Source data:
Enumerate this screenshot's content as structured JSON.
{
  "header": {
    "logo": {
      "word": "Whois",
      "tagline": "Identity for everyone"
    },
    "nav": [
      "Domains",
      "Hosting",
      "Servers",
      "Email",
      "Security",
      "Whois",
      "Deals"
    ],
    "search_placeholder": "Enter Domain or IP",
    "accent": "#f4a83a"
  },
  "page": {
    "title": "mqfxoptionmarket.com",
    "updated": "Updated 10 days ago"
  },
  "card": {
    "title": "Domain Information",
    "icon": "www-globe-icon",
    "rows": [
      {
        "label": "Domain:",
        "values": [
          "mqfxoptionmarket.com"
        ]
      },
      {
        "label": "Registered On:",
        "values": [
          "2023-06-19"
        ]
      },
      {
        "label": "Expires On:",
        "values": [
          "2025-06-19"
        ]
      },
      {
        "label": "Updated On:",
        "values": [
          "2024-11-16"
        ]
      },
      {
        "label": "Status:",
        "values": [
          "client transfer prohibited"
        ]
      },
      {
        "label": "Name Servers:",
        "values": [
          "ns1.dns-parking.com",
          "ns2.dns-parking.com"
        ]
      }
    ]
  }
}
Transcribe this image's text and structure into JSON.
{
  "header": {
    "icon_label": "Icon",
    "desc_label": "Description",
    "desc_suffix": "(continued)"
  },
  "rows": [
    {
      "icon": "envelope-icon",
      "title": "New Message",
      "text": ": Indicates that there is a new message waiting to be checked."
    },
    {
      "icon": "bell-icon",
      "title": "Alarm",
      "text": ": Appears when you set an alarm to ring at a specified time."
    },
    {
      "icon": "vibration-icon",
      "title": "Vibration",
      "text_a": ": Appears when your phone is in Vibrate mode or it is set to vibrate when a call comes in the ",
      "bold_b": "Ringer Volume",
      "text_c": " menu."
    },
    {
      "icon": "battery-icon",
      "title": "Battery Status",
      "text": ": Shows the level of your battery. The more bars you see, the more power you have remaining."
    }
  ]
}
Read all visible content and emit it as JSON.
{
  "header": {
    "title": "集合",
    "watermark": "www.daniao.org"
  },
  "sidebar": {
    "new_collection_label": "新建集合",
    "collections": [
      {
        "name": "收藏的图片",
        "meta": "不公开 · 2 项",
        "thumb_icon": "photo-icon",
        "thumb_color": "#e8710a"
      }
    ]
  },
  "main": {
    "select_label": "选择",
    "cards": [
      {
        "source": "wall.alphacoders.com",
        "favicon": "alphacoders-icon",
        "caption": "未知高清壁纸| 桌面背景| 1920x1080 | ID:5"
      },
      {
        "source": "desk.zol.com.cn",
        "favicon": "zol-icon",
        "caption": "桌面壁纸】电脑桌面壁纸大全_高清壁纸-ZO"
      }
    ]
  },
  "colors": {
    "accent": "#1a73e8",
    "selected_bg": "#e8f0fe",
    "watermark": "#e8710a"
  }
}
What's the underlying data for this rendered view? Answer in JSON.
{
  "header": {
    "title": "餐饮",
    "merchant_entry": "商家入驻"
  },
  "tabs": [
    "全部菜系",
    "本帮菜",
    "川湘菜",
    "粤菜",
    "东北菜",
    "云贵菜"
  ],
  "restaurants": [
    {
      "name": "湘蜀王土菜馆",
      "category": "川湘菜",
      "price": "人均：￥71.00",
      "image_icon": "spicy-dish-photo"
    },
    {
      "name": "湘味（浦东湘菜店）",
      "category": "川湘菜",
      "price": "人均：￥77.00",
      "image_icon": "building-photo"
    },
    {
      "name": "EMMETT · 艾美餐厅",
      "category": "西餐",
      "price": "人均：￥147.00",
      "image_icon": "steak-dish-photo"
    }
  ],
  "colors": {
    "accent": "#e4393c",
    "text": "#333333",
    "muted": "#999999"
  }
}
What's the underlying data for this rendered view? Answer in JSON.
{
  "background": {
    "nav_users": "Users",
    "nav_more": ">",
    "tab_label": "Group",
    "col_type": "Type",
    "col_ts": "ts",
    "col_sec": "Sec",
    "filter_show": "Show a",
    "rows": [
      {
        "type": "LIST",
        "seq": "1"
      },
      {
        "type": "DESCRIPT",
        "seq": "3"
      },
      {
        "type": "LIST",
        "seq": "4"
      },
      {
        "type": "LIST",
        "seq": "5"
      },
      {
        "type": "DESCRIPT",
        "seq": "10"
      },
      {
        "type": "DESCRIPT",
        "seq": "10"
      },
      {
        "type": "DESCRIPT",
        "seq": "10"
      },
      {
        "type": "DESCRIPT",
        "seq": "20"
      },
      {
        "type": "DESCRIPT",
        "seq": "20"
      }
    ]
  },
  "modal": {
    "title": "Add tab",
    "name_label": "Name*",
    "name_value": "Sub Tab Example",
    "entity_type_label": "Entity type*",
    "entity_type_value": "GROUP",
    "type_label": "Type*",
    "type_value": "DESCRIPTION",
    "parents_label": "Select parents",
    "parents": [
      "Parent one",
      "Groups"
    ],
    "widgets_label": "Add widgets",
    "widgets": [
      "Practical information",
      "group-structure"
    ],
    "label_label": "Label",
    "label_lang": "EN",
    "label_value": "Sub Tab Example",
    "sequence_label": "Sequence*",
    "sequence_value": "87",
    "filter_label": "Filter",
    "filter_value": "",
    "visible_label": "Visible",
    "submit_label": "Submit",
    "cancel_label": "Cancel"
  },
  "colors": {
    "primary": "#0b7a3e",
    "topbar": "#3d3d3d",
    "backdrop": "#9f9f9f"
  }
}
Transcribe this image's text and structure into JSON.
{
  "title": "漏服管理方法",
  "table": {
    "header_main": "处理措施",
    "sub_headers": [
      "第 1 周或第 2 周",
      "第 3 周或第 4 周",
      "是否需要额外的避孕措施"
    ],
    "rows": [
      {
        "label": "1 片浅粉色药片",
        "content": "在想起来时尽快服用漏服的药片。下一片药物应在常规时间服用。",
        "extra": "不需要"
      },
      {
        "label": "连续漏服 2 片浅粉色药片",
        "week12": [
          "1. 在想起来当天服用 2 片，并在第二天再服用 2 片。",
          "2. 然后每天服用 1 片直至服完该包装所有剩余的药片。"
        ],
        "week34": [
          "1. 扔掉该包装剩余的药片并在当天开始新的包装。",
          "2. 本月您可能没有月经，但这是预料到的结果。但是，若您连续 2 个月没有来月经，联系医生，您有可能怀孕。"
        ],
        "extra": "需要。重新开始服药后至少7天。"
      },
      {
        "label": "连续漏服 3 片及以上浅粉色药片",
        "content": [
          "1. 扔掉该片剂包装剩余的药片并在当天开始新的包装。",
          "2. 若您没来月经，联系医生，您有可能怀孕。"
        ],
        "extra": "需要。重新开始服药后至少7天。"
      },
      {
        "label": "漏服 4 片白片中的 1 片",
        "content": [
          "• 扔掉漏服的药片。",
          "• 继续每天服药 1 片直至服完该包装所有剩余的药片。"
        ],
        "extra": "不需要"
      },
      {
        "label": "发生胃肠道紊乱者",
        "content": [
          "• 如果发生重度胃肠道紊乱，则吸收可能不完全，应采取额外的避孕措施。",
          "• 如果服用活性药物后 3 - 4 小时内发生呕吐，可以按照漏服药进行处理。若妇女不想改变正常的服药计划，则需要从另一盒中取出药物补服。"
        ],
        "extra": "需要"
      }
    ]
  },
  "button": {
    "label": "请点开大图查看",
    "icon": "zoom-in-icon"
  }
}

YOUR OBJECTIVE: Out of the material above, gather each line where "联系医生" appears.

ANSWER BELOW:
          "2. 本月您可能没有月经，但这是预料到的结果。但是，若您连续 2 个月没有来月经，联系医生，您有可能怀孕。"
          "2. 若您没来月经，联系医生，您有可能怀孕。"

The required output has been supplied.